----- Material for the task

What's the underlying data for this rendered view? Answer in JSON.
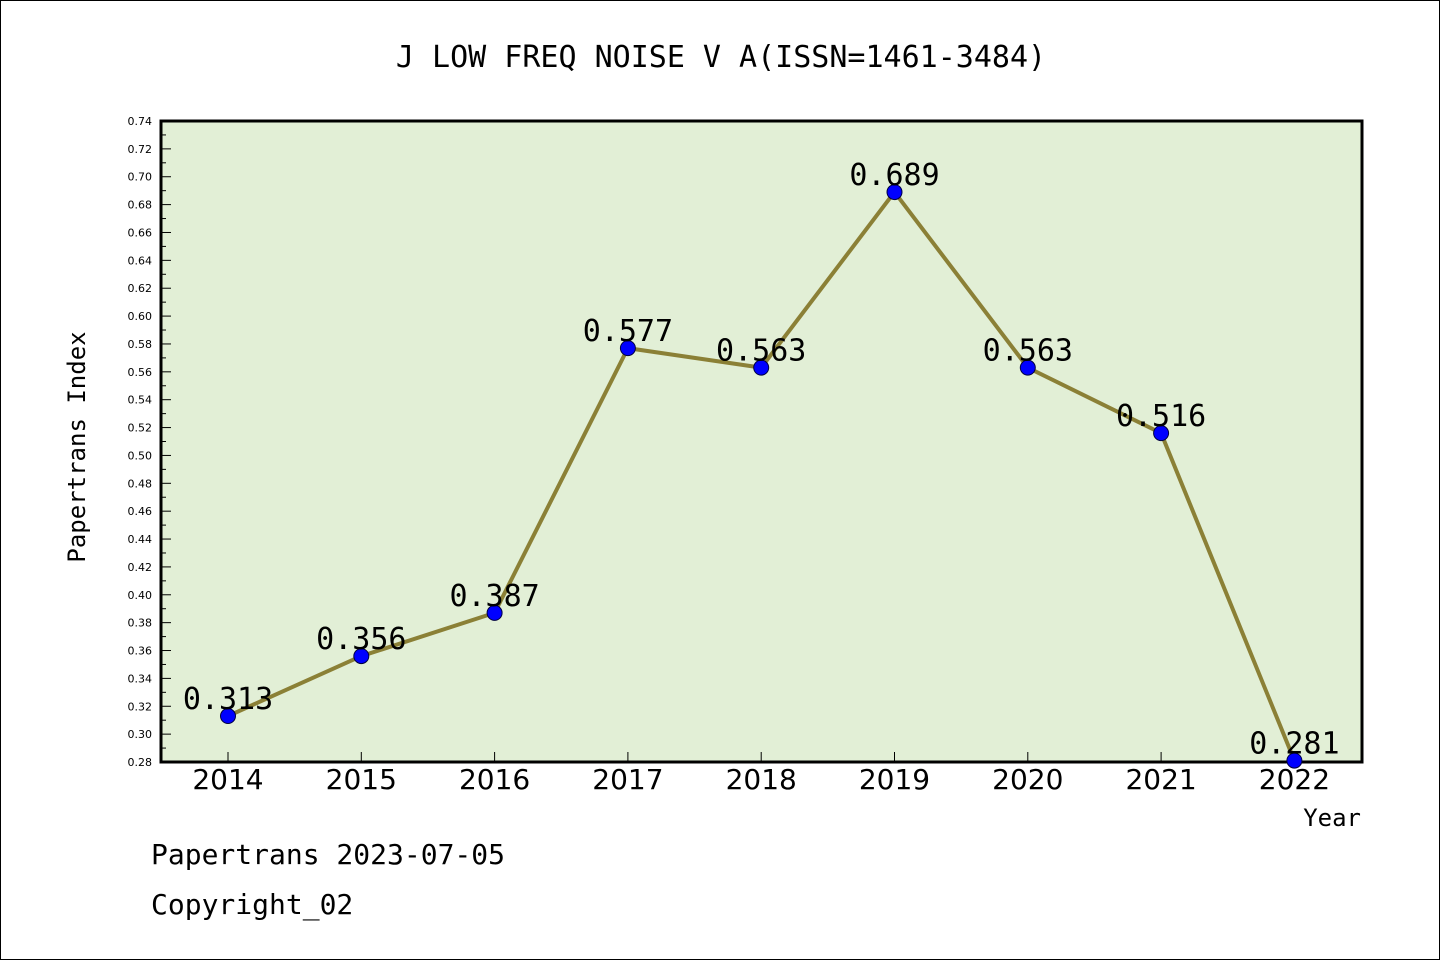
{
  "chart_data": {
    "type": "line",
    "title": "J LOW FREQ NOISE V A(ISSN=1461-3484)",
    "xlabel": "Year",
    "ylabel": "Papertrans Index",
    "categories": [
      "2014",
      "2015",
      "2016",
      "2017",
      "2018",
      "2019",
      "2020",
      "2021",
      "2022"
    ],
    "values": [
      0.313,
      0.356,
      0.387,
      0.577,
      0.563,
      0.689,
      0.563,
      0.516,
      0.281
    ],
    "value_labels": [
      "0.313",
      "0.356",
      "0.387",
      "0.577",
      "0.563",
      "0.689",
      "0.563",
      "0.516",
      "0.281"
    ],
    "ylim": [
      0.28,
      0.74
    ],
    "ytick_step": 0.02,
    "grid": false,
    "colors": {
      "plot_background": "#e2efd6",
      "line": "#8b8036",
      "marker": "#0000ff"
    }
  },
  "footer": {
    "date_text": "Papertrans 2023-07-05",
    "copyright_text": "Copyright_02"
  }
}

----------

* [Exercise instructions] Copy out every line of the material above exactly, skipping the pictures.

* [Correct result]
What's the underlying data for this rendered view? Answer in JSON.
{
  "chart_data": {
    "type": "line",
    "title": "J LOW FREQ NOISE V A(ISSN=1461-3484)",
    "xlabel": "Year",
    "ylabel": "Papertrans Index",
    "categories": [
      "2014",
      "2015",
      "2016",
      "2017",
      "2018",
      "2019",
      "2020",
      "2021",
      "2022"
    ],
    "values": [
      0.313,
      0.356,
      0.387,
      0.577,
      0.563,
      0.689,
      0.563,
      0.516,
      0.281
    ],
    "value_labels": [
      "0.313",
      "0.356",
      "0.387",
      "0.577",
      "0.563",
      "0.689",
      "0.563",
      "0.516",
      "0.281"
    ],
    "ylim": [
      0.28,
      0.74
    ],
    "ytick_step": 0.02,
    "grid": false,
    "colors": {
      "plot_background": "#e2efd6",
      "line": "#8b8036",
      "marker": "#0000ff"
    }
  },
  "footer": {
    "date_text": "Papertrans 2023-07-05",
    "copyright_text": "Copyright_02"
  }
}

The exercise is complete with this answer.